Dataset items
§ §

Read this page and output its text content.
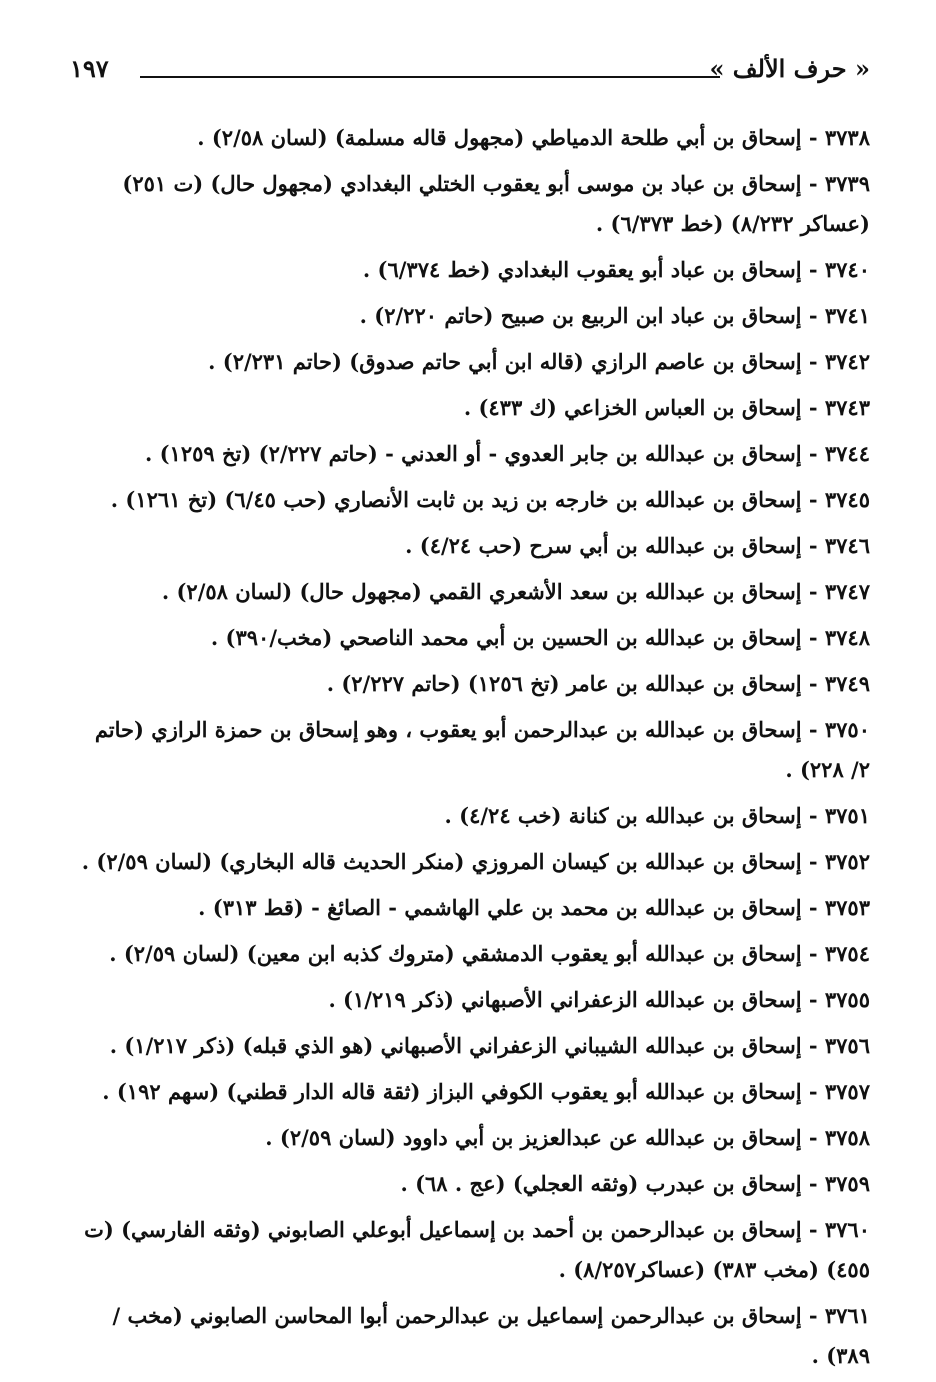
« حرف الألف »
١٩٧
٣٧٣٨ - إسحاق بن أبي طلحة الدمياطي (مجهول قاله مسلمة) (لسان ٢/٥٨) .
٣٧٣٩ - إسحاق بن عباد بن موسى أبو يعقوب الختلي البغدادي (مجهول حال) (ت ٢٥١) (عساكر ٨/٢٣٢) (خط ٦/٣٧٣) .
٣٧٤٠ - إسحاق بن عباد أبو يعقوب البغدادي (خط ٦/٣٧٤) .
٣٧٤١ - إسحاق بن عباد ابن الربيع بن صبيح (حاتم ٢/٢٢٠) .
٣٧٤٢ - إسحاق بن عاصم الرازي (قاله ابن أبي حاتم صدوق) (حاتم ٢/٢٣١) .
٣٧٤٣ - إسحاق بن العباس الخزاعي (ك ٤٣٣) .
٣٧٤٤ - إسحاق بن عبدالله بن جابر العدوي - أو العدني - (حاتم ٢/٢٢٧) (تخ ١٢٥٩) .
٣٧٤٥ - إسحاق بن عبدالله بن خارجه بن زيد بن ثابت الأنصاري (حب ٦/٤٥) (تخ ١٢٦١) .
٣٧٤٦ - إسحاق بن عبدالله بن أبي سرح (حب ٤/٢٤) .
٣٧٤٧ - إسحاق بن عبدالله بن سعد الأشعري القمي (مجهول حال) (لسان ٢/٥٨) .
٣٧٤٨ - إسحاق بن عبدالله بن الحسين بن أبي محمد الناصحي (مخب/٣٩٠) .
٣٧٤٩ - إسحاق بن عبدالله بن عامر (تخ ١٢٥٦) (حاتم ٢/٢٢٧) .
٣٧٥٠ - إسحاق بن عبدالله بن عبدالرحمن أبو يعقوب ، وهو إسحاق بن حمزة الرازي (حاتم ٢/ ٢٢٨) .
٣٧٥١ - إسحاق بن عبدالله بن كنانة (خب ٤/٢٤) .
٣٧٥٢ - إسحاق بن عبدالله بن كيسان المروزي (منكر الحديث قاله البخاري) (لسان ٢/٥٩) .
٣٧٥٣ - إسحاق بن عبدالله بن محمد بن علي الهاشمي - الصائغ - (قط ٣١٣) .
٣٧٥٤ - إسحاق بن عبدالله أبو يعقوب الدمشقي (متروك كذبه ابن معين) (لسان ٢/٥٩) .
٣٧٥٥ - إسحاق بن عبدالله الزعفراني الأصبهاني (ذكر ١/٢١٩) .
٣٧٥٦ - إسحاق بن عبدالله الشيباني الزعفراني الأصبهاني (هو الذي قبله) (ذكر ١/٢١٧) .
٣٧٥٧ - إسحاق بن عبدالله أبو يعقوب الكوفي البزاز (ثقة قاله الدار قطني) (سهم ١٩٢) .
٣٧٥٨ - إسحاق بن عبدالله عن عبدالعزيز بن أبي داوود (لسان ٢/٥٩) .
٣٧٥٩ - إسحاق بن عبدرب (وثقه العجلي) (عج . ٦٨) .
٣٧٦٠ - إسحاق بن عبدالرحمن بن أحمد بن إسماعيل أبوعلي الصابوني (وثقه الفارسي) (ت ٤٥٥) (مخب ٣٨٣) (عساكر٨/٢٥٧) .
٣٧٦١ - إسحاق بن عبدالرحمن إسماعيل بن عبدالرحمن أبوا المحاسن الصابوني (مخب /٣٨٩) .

§ §

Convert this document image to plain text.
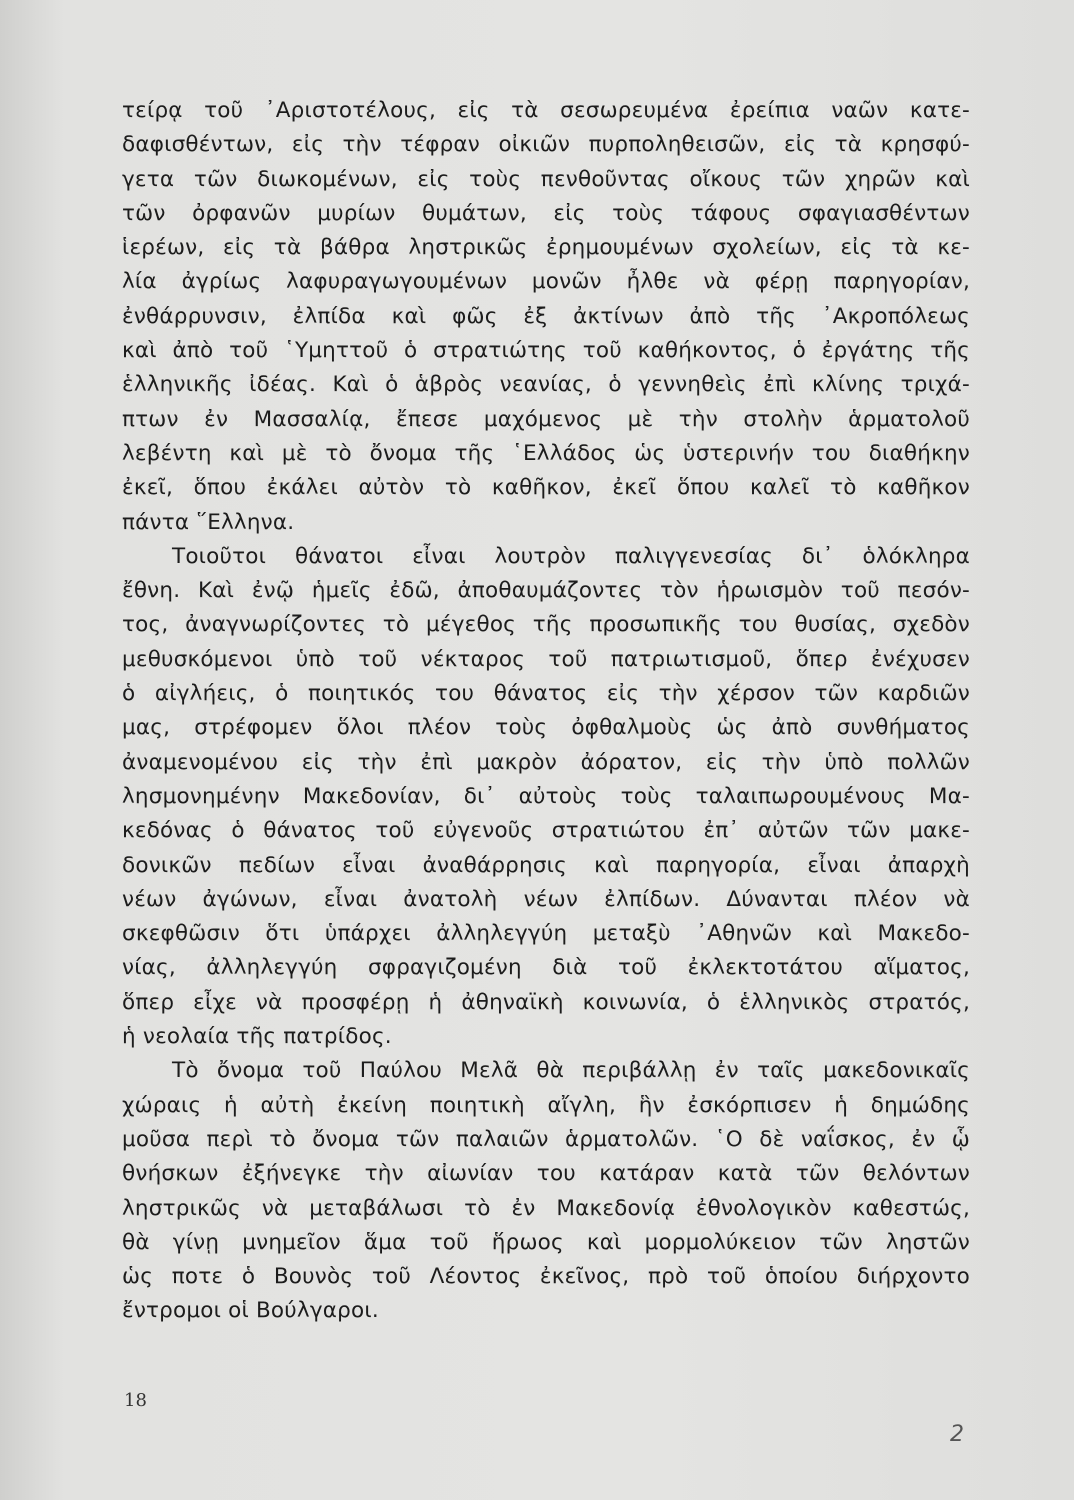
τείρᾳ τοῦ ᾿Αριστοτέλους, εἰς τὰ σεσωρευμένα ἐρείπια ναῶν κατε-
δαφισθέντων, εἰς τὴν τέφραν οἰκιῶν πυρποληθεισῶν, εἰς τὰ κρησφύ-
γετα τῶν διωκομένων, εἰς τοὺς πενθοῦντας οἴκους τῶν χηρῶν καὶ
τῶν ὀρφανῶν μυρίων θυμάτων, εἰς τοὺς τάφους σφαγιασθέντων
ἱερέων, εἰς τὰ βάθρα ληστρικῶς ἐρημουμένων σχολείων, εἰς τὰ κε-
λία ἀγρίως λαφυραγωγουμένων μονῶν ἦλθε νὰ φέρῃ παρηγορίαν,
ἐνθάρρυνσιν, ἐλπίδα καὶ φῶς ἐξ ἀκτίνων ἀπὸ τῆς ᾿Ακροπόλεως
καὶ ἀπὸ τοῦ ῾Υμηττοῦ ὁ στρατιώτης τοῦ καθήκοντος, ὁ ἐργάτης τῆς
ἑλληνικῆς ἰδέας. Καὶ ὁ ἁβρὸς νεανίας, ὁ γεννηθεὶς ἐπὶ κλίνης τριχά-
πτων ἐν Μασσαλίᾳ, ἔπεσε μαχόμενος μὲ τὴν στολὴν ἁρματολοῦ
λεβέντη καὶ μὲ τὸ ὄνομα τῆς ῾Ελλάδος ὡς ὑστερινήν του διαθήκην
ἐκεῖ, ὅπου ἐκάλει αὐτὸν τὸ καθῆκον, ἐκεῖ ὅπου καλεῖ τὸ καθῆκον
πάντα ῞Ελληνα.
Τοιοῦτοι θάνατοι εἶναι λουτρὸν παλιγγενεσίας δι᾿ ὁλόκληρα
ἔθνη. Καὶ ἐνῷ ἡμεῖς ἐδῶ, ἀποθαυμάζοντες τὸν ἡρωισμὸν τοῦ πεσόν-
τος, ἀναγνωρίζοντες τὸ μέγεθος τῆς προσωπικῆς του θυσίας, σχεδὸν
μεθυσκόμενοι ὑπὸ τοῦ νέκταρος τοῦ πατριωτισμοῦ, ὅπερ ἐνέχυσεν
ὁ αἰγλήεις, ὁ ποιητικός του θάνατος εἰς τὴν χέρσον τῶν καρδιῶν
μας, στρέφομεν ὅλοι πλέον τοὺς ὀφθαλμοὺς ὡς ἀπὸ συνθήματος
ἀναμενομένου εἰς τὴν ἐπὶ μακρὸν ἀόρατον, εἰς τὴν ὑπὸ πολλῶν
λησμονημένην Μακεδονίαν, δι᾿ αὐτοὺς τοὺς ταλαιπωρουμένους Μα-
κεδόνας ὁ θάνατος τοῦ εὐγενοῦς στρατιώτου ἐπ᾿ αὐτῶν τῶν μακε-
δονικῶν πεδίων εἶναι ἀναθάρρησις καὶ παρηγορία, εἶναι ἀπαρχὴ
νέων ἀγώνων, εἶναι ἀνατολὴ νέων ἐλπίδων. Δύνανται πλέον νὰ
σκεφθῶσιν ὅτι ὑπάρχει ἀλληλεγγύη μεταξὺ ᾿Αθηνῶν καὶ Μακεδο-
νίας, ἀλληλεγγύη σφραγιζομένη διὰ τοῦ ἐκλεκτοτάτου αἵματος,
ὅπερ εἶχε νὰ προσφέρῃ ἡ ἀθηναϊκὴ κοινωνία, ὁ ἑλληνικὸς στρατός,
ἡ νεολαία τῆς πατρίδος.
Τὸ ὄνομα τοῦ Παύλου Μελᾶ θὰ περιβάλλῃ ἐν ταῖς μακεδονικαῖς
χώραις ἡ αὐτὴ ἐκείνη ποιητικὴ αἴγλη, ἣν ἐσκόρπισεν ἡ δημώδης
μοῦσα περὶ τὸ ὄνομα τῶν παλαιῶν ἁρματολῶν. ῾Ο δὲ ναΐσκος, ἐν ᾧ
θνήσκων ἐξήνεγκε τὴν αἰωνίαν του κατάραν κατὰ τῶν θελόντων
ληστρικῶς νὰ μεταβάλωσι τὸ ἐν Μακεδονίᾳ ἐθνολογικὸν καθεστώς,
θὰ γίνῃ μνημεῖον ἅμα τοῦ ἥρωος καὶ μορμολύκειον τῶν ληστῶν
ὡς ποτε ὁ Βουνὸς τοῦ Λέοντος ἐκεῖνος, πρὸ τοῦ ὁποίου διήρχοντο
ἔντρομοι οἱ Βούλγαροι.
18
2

§ §

Within the entries above, how many lines contain "τοὺς"? Respond with the number only.

4